→ Written exercise
Reply with only the number of lines that contain the string "erleben".

→ Extracted information
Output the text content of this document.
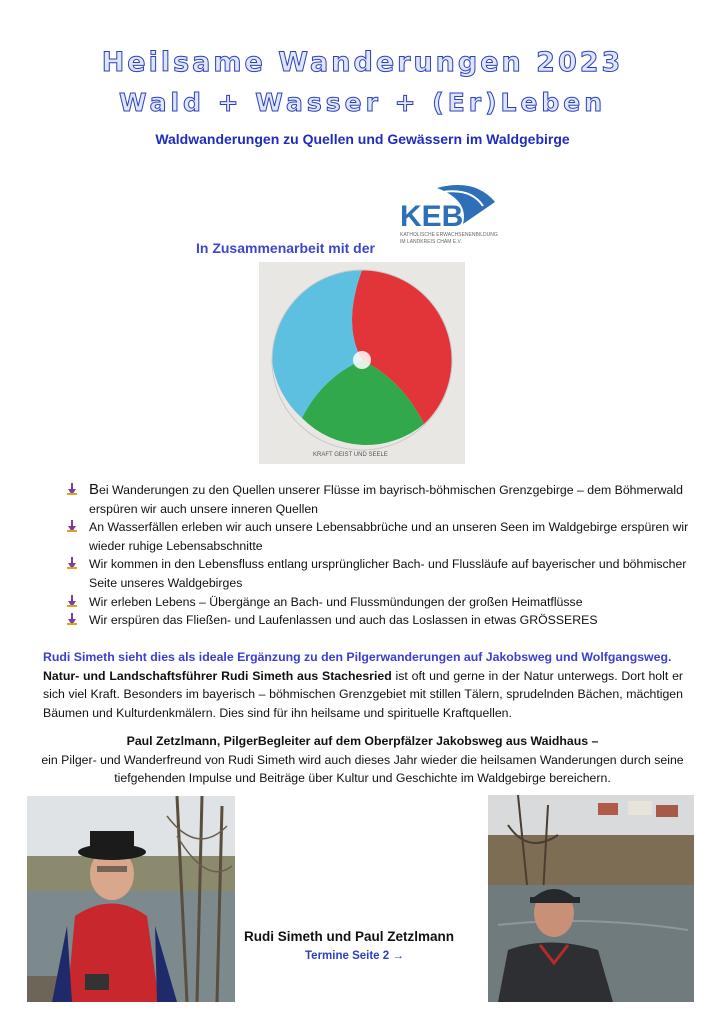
Heilsame Wanderungen 2023
Wald + Wasser + (Er)Leben
Waldwanderungen zu Quellen und Gewässern im Waldgebirge
KEB
KATHOLISCHE ERWACHSENENBILDUNG
IM LANDKREIS CHAM E.V.
In Zusammenarbeit mit der
KRAFT GEIST UND SEELE
Bei Wanderungen zu den Quellen unserer Flüsse im bayrisch-böhmischen Grenzgebirge – dem Böhmerwald erspüren wir auch unsere inneren Quellen
An Wasserfällen erleben wir auch unsere Lebensabbrüche und an unseren Seen im Waldgebirge erspüren wir wieder ruhige Lebensabschnitte
Wir kommen in den Lebensfluss entlang ursprünglicher Bach- und Flussläufe auf bayerischer und böhmischer Seite unseres Waldgebirges
Wir erleben Lebens – Übergänge an Bach- und Flussmündungen der großen Heimatflüsse
Wir erspüren das Fließen- und Laufenlassen und auch das Loslassen in etwas GRÖSSERES
Rudi Simeth sieht dies als ideale Ergänzung zu den Pilgerwanderungen auf Jakobsweg und Wolfgangsweg.
Natur- und Landschaftsführer Rudi Simeth aus Stachesried ist oft und gerne in der Natur unterwegs. Dort holt er sich viel Kraft. Besonders im bayerisch – böhmischen Grenzgebiet mit stillen Tälern, sprudelnden Bächen, mächtigen Bäumen und Kulturdenkmälern. Dies sind für ihn heilsame und spirituelle Kraftquellen.
Paul Zetzlmann, PilgerBegleiter auf dem Oberpfälzer Jakobsweg aus Waidhaus –
ein Pilger- und Wanderfreund von Rudi Simeth wird auch dieses Jahr wieder die heilsamen Wanderungen durch seine tiefgehenden Impulse und Beiträge über Kultur und Geschichte im Waldgebirge bereichern.
Rudi Simeth und Paul Zetzlmann
Termine Seite 2 →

→ Task result
2